**PROBLEM TO WORK ON:** Copy out the listing in full, exactly as written, but not its pictures.

⟨

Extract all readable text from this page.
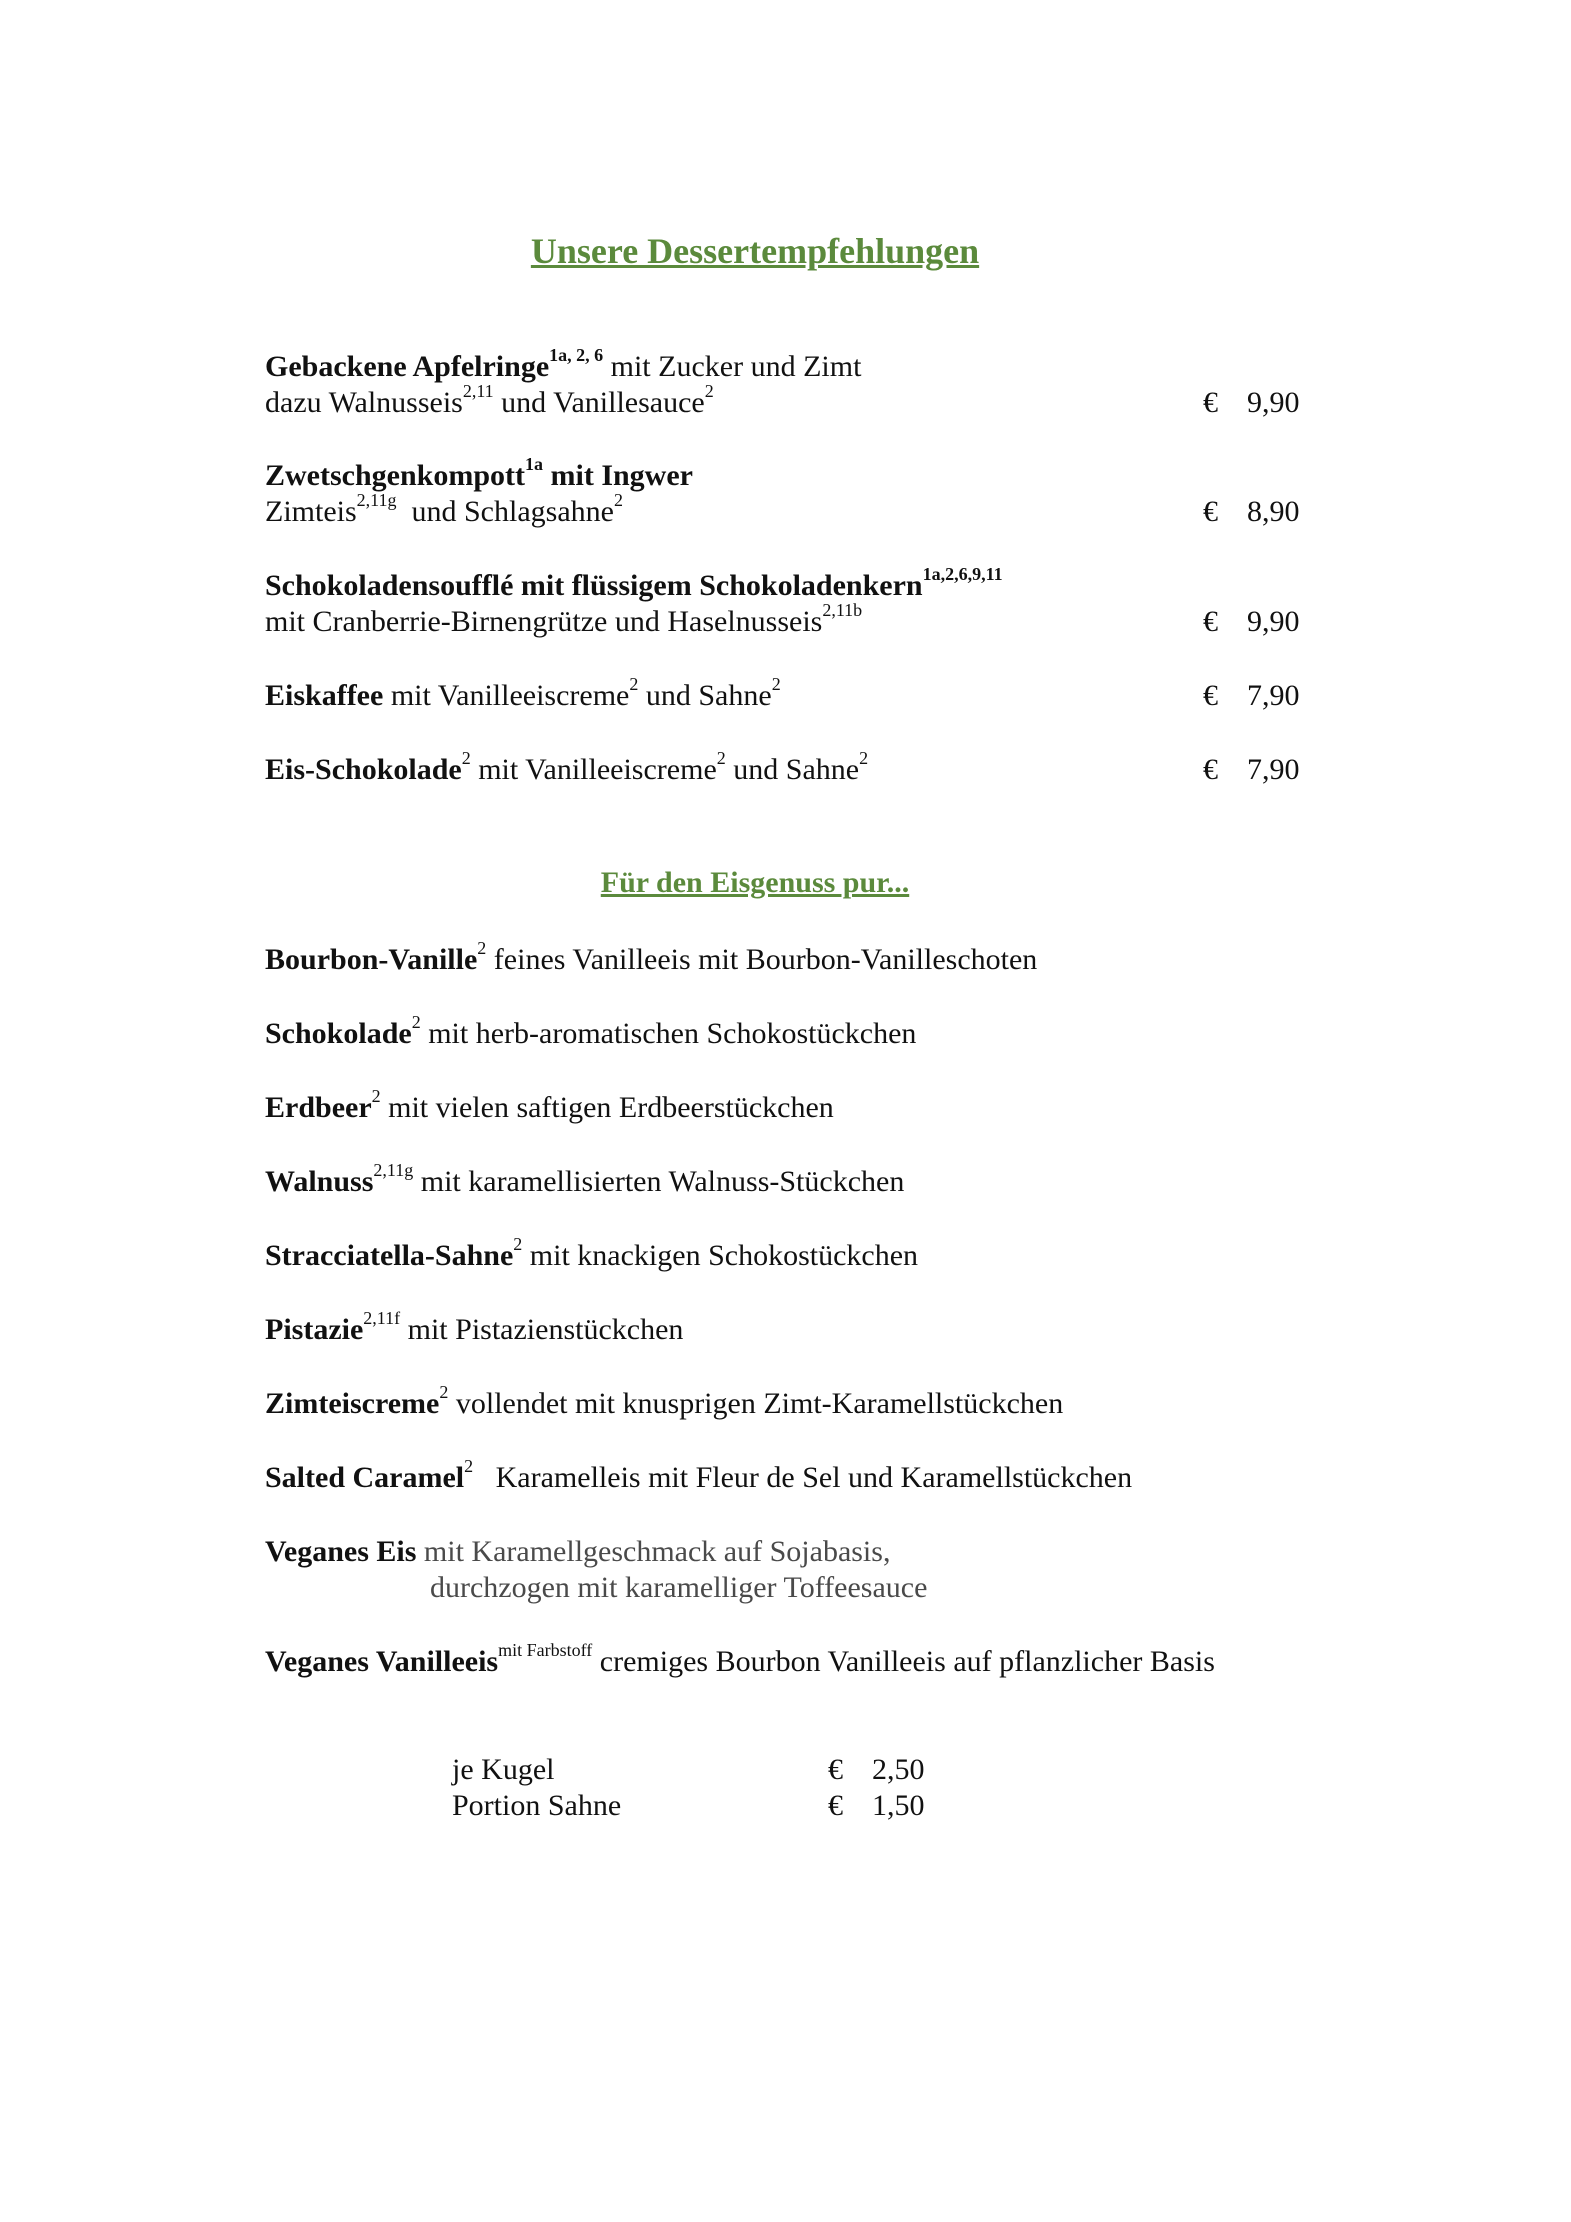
Unsere Dessertempfehlungen
Gebackene Apfelringe$^{1a, 2, 6}$ mit Zucker und Zimt
dazu Walnusseis$^{2,11}$ und Vanillesauce$^2$	€ 9,90
Zwetschgenkompott$^{1a}$ mit Ingwer
Zimteis$^{2,11g}$  und Schlagsahne$^2$	€ 8,90
Schokoladensoufflé mit flüssigem Schokoladenkern$^{1a,2,6,9,11}$
mit Cranberrie-Birnengrütze und Haselnusseis$^{2,11b}$	€ 9,90
Eiskaffee mit Vanilleeiscreme$^2$ und Sahne$^2$	€ 7,90
Eis-Schokolade$^2$ mit Vanilleeiscreme$^2$ und Sahne$^2$	€ 7,90
Für den Eisgenuss pur...
Bourbon-Vanille$^2$ feines Vanilleeis mit Bourbon-Vanilleschoten
Schokolade$^2$ mit herb-aromatischen Schokostückchen
Erdbeer$^2$ mit vielen saftigen Erdbeerstückchen
Walnuss$^{2,11g}$ mit karamellisierten Walnuss-Stückchen
Stracciatella-Sahne$^2$ mit knackigen Schokostückchen
Pistazie$^{2,11f}$ mit Pistazienstückchen
Zimteiscreme$^2$ vollendet mit knusprigen Zimt-Karamellstückchen
Salted Caramel$^2$   Karamelleis mit Fleur de Sel und Karamellstückchen
Veganes Eis mit Karamellgeschmack auf Sojabasis,
durchzogen mit karamelliger Toffeesauce
Veganes Vanilleeis$^{mit Farbstoff}$ cremiges Bourbon Vanilleeis auf pflanzlicher Basis
je Kugel	€ 2,50
Portion Sahne	€ 1,50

⟩

**WRITTEN SOLUTION:**
Extract all readable text from this page.
Unsere Dessertempfehlungen
Gebackene Apfelringe$^{1a, 2, 6}$ mit Zucker und Zimt
dazu Walnusseis$^{2,11}$ und Vanillesauce$^2$	€ 9,90
Zwetschgenkompott$^{1a}$ mit Ingwer
Zimteis$^{2,11g}$  und Schlagsahne$^2$	€ 8,90
Schokoladensoufflé mit flüssigem Schokoladenkern$^{1a,2,6,9,11}$
mit Cranberrie-Birnengrütze und Haselnusseis$^{2,11b}$	€ 9,90
Eiskaffee mit Vanilleeiscreme$^2$ und Sahne$^2$	€ 7,90
Eis-Schokolade$^2$ mit Vanilleeiscreme$^2$ und Sahne$^2$	€ 7,90
Für den Eisgenuss pur...
Bourbon-Vanille$^2$ feines Vanilleeis mit Bourbon-Vanilleschoten
Schokolade$^2$ mit herb-aromatischen Schokostückchen
Erdbeer$^2$ mit vielen saftigen Erdbeerstückchen
Walnuss$^{2,11g}$ mit karamellisierten Walnuss-Stückchen
Stracciatella-Sahne$^2$ mit knackigen Schokostückchen
Pistazie$^{2,11f}$ mit Pistazienstückchen
Zimteiscreme$^2$ vollendet mit knusprigen Zimt-Karamellstückchen
Salted Caramel$^2$   Karamelleis mit Fleur de Sel und Karamellstückchen
Veganes Eis mit Karamellgeschmack auf Sojabasis,
durchzogen mit karamelliger Toffeesauce
Veganes Vanilleeis$^{mit Farbstoff}$ cremiges Bourbon Vanilleeis auf pflanzlicher Basis
je Kugel	€ 2,50
Portion Sahne	€ 1,50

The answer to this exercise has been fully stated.